Set task - Reproduce the listing below verbatim.

Supplied data -
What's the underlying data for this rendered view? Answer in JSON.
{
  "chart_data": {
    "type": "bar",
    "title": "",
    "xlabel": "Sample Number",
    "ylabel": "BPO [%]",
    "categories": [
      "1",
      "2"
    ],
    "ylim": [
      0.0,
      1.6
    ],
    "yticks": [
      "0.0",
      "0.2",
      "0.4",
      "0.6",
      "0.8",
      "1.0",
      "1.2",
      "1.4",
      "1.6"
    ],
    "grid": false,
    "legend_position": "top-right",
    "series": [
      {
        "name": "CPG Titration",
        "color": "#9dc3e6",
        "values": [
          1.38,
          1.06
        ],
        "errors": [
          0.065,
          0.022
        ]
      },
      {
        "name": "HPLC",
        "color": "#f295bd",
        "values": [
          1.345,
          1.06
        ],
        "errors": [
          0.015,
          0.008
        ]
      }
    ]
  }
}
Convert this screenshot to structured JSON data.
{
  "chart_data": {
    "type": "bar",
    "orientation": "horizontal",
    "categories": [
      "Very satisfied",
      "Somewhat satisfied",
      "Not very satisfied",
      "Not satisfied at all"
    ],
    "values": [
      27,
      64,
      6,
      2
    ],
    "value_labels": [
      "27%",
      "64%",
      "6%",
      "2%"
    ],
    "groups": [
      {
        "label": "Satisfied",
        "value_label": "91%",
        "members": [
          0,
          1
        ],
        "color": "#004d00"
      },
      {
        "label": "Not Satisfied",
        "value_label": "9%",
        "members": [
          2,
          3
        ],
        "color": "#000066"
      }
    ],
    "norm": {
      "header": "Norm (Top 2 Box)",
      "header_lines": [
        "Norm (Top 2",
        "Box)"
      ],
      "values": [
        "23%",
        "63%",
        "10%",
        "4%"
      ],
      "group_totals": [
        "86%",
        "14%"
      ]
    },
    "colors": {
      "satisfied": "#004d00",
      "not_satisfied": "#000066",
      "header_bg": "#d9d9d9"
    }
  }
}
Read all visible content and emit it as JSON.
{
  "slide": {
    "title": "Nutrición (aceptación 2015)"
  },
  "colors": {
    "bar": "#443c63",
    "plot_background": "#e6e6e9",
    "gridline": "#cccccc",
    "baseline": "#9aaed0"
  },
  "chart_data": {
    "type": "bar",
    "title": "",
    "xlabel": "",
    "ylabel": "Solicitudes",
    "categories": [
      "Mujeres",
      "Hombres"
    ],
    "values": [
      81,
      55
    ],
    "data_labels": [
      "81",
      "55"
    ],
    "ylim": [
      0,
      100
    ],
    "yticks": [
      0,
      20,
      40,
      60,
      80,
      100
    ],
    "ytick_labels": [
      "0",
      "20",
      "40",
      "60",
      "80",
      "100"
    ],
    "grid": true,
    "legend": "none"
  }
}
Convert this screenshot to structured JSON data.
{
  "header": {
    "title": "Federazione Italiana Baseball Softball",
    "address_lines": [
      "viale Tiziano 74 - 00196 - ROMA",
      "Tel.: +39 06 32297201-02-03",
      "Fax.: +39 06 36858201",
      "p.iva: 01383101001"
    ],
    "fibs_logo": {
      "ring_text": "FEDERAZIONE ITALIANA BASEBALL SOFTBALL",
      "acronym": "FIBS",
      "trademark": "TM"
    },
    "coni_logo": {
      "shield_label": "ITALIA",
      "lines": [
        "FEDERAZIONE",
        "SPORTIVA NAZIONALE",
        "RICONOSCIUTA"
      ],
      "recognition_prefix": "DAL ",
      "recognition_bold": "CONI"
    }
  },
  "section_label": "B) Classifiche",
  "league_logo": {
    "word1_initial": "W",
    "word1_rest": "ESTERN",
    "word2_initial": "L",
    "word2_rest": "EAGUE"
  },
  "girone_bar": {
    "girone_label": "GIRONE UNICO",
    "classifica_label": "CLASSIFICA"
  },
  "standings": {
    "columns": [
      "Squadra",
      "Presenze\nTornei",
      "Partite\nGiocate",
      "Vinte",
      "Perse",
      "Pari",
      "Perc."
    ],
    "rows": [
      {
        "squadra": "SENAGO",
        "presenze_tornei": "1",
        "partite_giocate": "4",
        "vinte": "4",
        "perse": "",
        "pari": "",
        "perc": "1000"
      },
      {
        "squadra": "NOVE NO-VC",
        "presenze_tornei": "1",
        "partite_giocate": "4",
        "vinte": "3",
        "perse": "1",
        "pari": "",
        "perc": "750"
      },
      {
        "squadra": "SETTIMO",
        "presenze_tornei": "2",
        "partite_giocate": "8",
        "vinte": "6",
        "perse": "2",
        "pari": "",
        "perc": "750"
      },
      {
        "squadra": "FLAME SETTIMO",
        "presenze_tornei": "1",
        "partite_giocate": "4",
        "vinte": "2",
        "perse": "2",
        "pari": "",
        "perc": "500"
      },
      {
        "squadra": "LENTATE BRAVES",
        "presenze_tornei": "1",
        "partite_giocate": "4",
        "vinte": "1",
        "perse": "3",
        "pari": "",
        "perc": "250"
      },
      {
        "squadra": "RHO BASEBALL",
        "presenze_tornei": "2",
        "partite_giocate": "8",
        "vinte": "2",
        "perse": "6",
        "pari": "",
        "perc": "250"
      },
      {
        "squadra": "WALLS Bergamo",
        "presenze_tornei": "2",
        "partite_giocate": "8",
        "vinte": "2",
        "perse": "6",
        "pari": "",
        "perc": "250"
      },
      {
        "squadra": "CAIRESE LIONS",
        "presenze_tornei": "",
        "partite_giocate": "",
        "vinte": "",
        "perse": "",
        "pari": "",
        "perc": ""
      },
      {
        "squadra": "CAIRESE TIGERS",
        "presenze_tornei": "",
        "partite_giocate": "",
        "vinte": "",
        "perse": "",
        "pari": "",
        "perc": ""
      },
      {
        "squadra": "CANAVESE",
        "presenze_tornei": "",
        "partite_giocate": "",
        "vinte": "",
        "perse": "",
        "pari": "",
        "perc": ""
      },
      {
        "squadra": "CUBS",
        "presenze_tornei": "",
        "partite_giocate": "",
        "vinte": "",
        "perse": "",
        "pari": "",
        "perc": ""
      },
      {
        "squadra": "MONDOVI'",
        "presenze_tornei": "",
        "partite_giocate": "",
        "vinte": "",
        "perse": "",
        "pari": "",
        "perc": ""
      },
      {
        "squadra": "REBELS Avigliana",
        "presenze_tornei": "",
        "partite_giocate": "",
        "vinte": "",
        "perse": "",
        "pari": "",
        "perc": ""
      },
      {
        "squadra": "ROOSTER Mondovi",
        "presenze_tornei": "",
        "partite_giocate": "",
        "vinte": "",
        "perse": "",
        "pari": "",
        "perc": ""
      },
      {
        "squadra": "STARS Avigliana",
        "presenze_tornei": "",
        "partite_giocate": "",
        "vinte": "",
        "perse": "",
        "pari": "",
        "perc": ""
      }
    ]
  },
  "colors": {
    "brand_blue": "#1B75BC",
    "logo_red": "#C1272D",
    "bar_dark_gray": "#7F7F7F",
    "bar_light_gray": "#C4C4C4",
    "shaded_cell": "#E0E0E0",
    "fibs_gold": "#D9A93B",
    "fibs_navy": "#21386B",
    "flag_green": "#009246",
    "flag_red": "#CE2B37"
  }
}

Expected answer -
What's the underlying data for this rendered view? Answer in JSON.
{
  "chart_data": {
    "type": "bar",
    "title": "",
    "xlabel": "Sample Number",
    "ylabel": "BPO [%]",
    "categories": [
      "1",
      "2"
    ],
    "ylim": [
      0.0,
      1.6
    ],
    "yticks": [
      "0.0",
      "0.2",
      "0.4",
      "0.6",
      "0.8",
      "1.0",
      "1.2",
      "1.4",
      "1.6"
    ],
    "grid": false,
    "legend_position": "top-right",
    "series": [
      {
        "name": "CPG Titration",
        "color": "#9dc3e6",
        "values": [
          1.38,
          1.06
        ],
        "errors": [
          0.065,
          0.022
        ]
      },
      {
        "name": "HPLC",
        "color": "#f295bd",
        "values": [
          1.345,
          1.06
        ],
        "errors": [
          0.015,
          0.008
        ]
      }
    ]
  }
}
Convert this screenshot to structured JSON data.
{
  "chart_data": {
    "type": "bar",
    "orientation": "horizontal",
    "categories": [
      "Very satisfied",
      "Somewhat satisfied",
      "Not very satisfied",
      "Not satisfied at all"
    ],
    "values": [
      27,
      64,
      6,
      2
    ],
    "value_labels": [
      "27%",
      "64%",
      "6%",
      "2%"
    ],
    "groups": [
      {
        "label": "Satisfied",
        "value_label": "91%",
        "members": [
          0,
          1
        ],
        "color": "#004d00"
      },
      {
        "label": "Not Satisfied",
        "value_label": "9%",
        "members": [
          2,
          3
        ],
        "color": "#000066"
      }
    ],
    "norm": {
      "header": "Norm (Top 2 Box)",
      "header_lines": [
        "Norm (Top 2",
        "Box)"
      ],
      "values": [
        "23%",
        "63%",
        "10%",
        "4%"
      ],
      "group_totals": [
        "86%",
        "14%"
      ]
    },
    "colors": {
      "satisfied": "#004d00",
      "not_satisfied": "#000066",
      "header_bg": "#d9d9d9"
    }
  }
}
Read all visible content and emit it as JSON.
{
  "slide": {
    "title": "Nutrición (aceptación 2015)"
  },
  "colors": {
    "bar": "#443c63",
    "plot_background": "#e6e6e9",
    "gridline": "#cccccc",
    "baseline": "#9aaed0"
  },
  "chart_data": {
    "type": "bar",
    "title": "",
    "xlabel": "",
    "ylabel": "Solicitudes",
    "categories": [
      "Mujeres",
      "Hombres"
    ],
    "values": [
      81,
      55
    ],
    "data_labels": [
      "81",
      "55"
    ],
    "ylim": [
      0,
      100
    ],
    "yticks": [
      0,
      20,
      40,
      60,
      80,
      100
    ],
    "ytick_labels": [
      "0",
      "20",
      "40",
      "60",
      "80",
      "100"
    ],
    "grid": true,
    "legend": "none"
  }
}
Convert this screenshot to structured JSON data.
{
  "header": {
    "title": "Federazione Italiana Baseball Softball",
    "address_lines": [
      "viale Tiziano 74 - 00196 - ROMA",
      "Tel.: +39 06 32297201-02-03",
      "Fax.: +39 06 36858201",
      "p.iva: 01383101001"
    ],
    "fibs_logo": {
      "ring_text": "FEDERAZIONE ITALIANA BASEBALL SOFTBALL",
      "acronym": "FIBS",
      "trademark": "TM"
    },
    "coni_logo": {
      "shield_label": "ITALIA",
      "lines": [
        "FEDERAZIONE",
        "SPORTIVA NAZIONALE",
        "RICONOSCIUTA"
      ],
      "recognition_prefix": "DAL ",
      "recognition_bold": "CONI"
    }
  },
  "section_label": "B) Classifiche",
  "league_logo": {
    "word1_initial": "W",
    "word1_rest": "ESTERN",
    "word2_initial": "L",
    "word2_rest": "EAGUE"
  },
  "girone_bar": {
    "girone_label": "GIRONE UNICO",
    "classifica_label": "CLASSIFICA"
  },
  "standings": {
    "columns": [
      "Squadra",
      "Presenze\nTornei",
      "Partite\nGiocate",
      "Vinte",
      "Perse",
      "Pari",
      "Perc."
    ],
    "rows": [
      {
        "squadra": "SENAGO",
        "presenze_tornei": "1",
        "partite_giocate": "4",
        "vinte": "4",
        "perse": "",
        "pari": "",
        "perc": "1000"
      },
      {
        "squadra": "NOVE NO-VC",
        "presenze_tornei": "1",
        "partite_giocate": "4",
        "vinte": "3",
        "perse": "1",
        "pari": "",
        "perc": "750"
      },
      {
        "squadra": "SETTIMO",
        "presenze_tornei": "2",
        "partite_giocate": "8",
        "vinte": "6",
        "perse": "2",
        "pari": "",
        "perc": "750"
      },
      {
        "squadra": "FLAME SETTIMO",
        "presenze_tornei": "1",
        "partite_giocate": "4",
        "vinte": "2",
        "perse": "2",
        "pari": "",
        "perc": "500"
      },
      {
        "squadra": "LENTATE BRAVES",
        "presenze_tornei": "1",
        "partite_giocate": "4",
        "vinte": "1",
        "perse": "3",
        "pari": "",
        "perc": "250"
      },
      {
        "squadra": "RHO BASEBALL",
        "presenze_tornei": "2",
        "partite_giocate": "8",
        "vinte": "2",
        "perse": "6",
        "pari": "",
        "perc": "250"
      },
      {
        "squadra": "WALLS Bergamo",
        "presenze_tornei": "2",
        "partite_giocate": "8",
        "vinte": "2",
        "perse": "6",
        "pari": "",
        "perc": "250"
      },
      {
        "squadra": "CAIRESE LIONS",
        "presenze_tornei": "",
        "partite_giocate": "",
        "vinte": "",
        "perse": "",
        "pari": "",
        "perc": ""
      },
      {
        "squadra": "CAIRESE TIGERS",
        "presenze_tornei": "",
        "partite_giocate": "",
        "vinte": "",
        "perse": "",
        "pari": "",
        "perc": ""
      },
      {
        "squadra": "CANAVESE",
        "presenze_tornei": "",
        "partite_giocate": "",
        "vinte": "",
        "perse": "",
        "pari": "",
        "perc": ""
      },
      {
        "squadra": "CUBS",
        "presenze_tornei": "",
        "partite_giocate": "",
        "vinte": "",
        "perse": "",
        "pari": "",
        "perc": ""
      },
      {
        "squadra": "MONDOVI'",
        "presenze_tornei": "",
        "partite_giocate": "",
        "vinte": "",
        "perse": "",
        "pari": "",
        "perc": ""
      },
      {
        "squadra": "REBELS Avigliana",
        "presenze_tornei": "",
        "partite_giocate": "",
        "vinte": "",
        "perse": "",
        "pari": "",
        "perc": ""
      },
      {
        "squadra": "ROOSTER Mondovi",
        "presenze_tornei": "",
        "partite_giocate": "",
        "vinte": "",
        "perse": "",
        "pari": "",
        "perc": ""
      },
      {
        "squadra": "STARS Avigliana",
        "presenze_tornei": "",
        "partite_giocate": "",
        "vinte": "",
        "perse": "",
        "pari": "",
        "perc": ""
      }
    ]
  },
  "colors": {
    "brand_blue": "#1B75BC",
    "logo_red": "#C1272D",
    "bar_dark_gray": "#7F7F7F",
    "bar_light_gray": "#C4C4C4",
    "shaded_cell": "#E0E0E0",
    "fibs_gold": "#D9A93B",
    "fibs_navy": "#21386B",
    "flag_green": "#009246",
    "flag_red": "#CE2B37"
  }
}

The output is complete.